* **BRIEF**:
Write out every record in full, exactly as written, please.

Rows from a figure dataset
※
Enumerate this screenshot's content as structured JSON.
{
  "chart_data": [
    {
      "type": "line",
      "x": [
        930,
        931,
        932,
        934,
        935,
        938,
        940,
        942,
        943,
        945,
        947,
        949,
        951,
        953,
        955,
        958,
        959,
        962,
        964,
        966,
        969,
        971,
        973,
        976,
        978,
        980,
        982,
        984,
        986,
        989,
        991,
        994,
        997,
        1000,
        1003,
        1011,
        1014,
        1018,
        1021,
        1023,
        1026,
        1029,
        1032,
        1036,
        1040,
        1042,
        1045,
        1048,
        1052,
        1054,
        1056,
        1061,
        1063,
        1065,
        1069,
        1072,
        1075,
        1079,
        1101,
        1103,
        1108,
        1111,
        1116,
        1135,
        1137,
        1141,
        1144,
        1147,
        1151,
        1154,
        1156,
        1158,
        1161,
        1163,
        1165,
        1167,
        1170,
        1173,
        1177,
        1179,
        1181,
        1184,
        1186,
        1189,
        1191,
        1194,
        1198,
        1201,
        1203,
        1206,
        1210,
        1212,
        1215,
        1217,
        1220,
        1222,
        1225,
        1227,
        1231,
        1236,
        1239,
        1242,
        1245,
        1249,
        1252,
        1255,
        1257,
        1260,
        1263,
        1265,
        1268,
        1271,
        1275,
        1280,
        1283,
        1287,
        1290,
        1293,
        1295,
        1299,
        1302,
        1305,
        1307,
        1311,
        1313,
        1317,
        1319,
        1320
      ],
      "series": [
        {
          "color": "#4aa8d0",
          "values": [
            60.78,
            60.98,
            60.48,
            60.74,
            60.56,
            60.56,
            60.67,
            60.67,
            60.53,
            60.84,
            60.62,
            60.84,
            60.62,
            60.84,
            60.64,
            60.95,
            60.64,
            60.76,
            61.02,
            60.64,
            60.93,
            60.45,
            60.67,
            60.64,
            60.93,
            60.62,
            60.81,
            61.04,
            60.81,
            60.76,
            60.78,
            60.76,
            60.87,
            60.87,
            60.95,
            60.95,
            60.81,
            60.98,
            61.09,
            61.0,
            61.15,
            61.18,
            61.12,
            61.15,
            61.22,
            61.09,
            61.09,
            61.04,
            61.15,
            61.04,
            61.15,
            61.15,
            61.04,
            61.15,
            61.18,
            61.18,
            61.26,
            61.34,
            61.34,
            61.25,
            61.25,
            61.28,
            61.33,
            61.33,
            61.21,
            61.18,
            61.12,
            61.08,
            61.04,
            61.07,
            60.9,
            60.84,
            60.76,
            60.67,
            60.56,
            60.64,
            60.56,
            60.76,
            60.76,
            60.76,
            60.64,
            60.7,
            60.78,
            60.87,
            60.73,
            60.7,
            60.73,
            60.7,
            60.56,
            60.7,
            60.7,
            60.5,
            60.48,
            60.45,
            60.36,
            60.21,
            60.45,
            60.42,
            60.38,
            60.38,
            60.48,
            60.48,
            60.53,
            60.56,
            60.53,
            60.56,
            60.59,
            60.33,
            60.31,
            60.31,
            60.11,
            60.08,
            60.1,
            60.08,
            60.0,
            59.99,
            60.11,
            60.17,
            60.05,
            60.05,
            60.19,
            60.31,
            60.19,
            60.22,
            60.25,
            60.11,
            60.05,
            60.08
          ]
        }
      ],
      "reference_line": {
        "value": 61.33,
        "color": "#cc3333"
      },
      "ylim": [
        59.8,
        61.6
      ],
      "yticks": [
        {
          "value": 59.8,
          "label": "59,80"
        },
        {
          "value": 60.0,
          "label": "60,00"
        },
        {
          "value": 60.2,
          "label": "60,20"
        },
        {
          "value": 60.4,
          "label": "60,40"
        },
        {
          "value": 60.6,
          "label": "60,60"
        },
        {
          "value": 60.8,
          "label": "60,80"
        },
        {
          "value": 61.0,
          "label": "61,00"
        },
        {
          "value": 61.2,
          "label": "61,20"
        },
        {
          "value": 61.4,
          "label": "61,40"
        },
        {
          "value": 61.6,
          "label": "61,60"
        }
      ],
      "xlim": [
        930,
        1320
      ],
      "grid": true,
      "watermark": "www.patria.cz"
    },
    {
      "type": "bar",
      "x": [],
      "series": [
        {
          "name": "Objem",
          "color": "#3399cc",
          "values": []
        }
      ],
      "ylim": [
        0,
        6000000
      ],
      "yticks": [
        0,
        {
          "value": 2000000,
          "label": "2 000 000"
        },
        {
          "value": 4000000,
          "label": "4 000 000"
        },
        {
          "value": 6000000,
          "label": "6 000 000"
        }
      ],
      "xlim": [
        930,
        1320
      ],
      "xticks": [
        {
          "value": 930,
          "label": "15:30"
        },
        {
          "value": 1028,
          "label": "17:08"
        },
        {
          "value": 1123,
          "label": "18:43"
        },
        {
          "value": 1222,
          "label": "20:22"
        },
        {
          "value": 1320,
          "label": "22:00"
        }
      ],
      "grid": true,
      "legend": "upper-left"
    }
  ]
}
※
* **EXPECTED OUTPUT**:
Enumerate this screenshot's content as structured JSON.
{
  "chart_data": [
    {
      "type": "line",
      "x": [
        930,
        931,
        932,
        934,
        935,
        938,
        940,
        942,
        943,
        945,
        947,
        949,
        951,
        953,
        955,
        958,
        959,
        962,
        964,
        966,
        969,
        971,
        973,
        976,
        978,
        980,
        982,
        984,
        986,
        989,
        991,
        994,
        997,
        1000,
        1003,
        1011,
        1014,
        1018,
        1021,
        1023,
        1026,
        1029,
        1032,
        1036,
        1040,
        1042,
        1045,
        1048,
        1052,
        1054,
        1056,
        1061,
        1063,
        1065,
        1069,
        1072,
        1075,
        1079,
        1101,
        1103,
        1108,
        1111,
        1116,
        1135,
        1137,
        1141,
        1144,
        1147,
        1151,
        1154,
        1156,
        1158,
        1161,
        1163,
        1165,
        1167,
        1170,
        1173,
        1177,
        1179,
        1181,
        1184,
        1186,
        1189,
        1191,
        1194,
        1198,
        1201,
        1203,
        1206,
        1210,
        1212,
        1215,
        1217,
        1220,
        1222,
        1225,
        1227,
        1231,
        1236,
        1239,
        1242,
        1245,
        1249,
        1252,
        1255,
        1257,
        1260,
        1263,
        1265,
        1268,
        1271,
        1275,
        1280,
        1283,
        1287,
        1290,
        1293,
        1295,
        1299,
        1302,
        1305,
        1307,
        1311,
        1313,
        1317,
        1319,
        1320
      ],
      "series": [
        {
          "color": "#4aa8d0",
          "values": [
            60.78,
            60.98,
            60.48,
            60.74,
            60.56,
            60.56,
            60.67,
            60.67,
            60.53,
            60.84,
            60.62,
            60.84,
            60.62,
            60.84,
            60.64,
            60.95,
            60.64,
            60.76,
            61.02,
            60.64,
            60.93,
            60.45,
            60.67,
            60.64,
            60.93,
            60.62,
            60.81,
            61.04,
            60.81,
            60.76,
            60.78,
            60.76,
            60.87,
            60.87,
            60.95,
            60.95,
            60.81,
            60.98,
            61.09,
            61.0,
            61.15,
            61.18,
            61.12,
            61.15,
            61.22,
            61.09,
            61.09,
            61.04,
            61.15,
            61.04,
            61.15,
            61.15,
            61.04,
            61.15,
            61.18,
            61.18,
            61.26,
            61.34,
            61.34,
            61.25,
            61.25,
            61.28,
            61.33,
            61.33,
            61.21,
            61.18,
            61.12,
            61.08,
            61.04,
            61.07,
            60.9,
            60.84,
            60.76,
            60.67,
            60.56,
            60.64,
            60.56,
            60.76,
            60.76,
            60.76,
            60.64,
            60.7,
            60.78,
            60.87,
            60.73,
            60.7,
            60.73,
            60.7,
            60.56,
            60.7,
            60.7,
            60.5,
            60.48,
            60.45,
            60.36,
            60.21,
            60.45,
            60.42,
            60.38,
            60.38,
            60.48,
            60.48,
            60.53,
            60.56,
            60.53,
            60.56,
            60.59,
            60.33,
            60.31,
            60.31,
            60.11,
            60.08,
            60.1,
            60.08,
            60.0,
            59.99,
            60.11,
            60.17,
            60.05,
            60.05,
            60.19,
            60.31,
            60.19,
            60.22,
            60.25,
            60.11,
            60.05,
            60.08
          ]
        }
      ],
      "reference_line": {
        "value": 61.33,
        "color": "#cc3333"
      },
      "ylim": [
        59.8,
        61.6
      ],
      "yticks": [
        {
          "value": 59.8,
          "label": "59,80"
        },
        {
          "value": 60.0,
          "label": "60,00"
        },
        {
          "value": 60.2,
          "label": "60,20"
        },
        {
          "value": 60.4,
          "label": "60,40"
        },
        {
          "value": 60.6,
          "label": "60,60"
        },
        {
          "value": 60.8,
          "label": "60,80"
        },
        {
          "value": 61.0,
          "label": "61,00"
        },
        {
          "value": 61.2,
          "label": "61,20"
        },
        {
          "value": 61.4,
          "label": "61,40"
        },
        {
          "value": 61.6,
          "label": "61,60"
        }
      ],
      "xlim": [
        930,
        1320
      ],
      "grid": true,
      "watermark": "www.patria.cz"
    },
    {
      "type": "bar",
      "x": [],
      "series": [
        {
          "name": "Objem",
          "color": "#3399cc",
          "values": []
        }
      ],
      "ylim": [
        0,
        6000000
      ],
      "yticks": [
        0,
        {
          "value": 2000000,
          "label": "2 000 000"
        },
        {
          "value": 4000000,
          "label": "4 000 000"
        },
        {
          "value": 6000000,
          "label": "6 000 000"
        }
      ],
      "xlim": [
        930,
        1320
      ],
      "xticks": [
        {
          "value": 930,
          "label": "15:30"
        },
        {
          "value": 1028,
          "label": "17:08"
        },
        {
          "value": 1123,
          "label": "18:43"
        },
        {
          "value": 1222,
          "label": "20:22"
        },
        {
          "value": 1320,
          "label": "22:00"
        }
      ],
      "grid": true,
      "legend": "upper-left"
    }
  ]
}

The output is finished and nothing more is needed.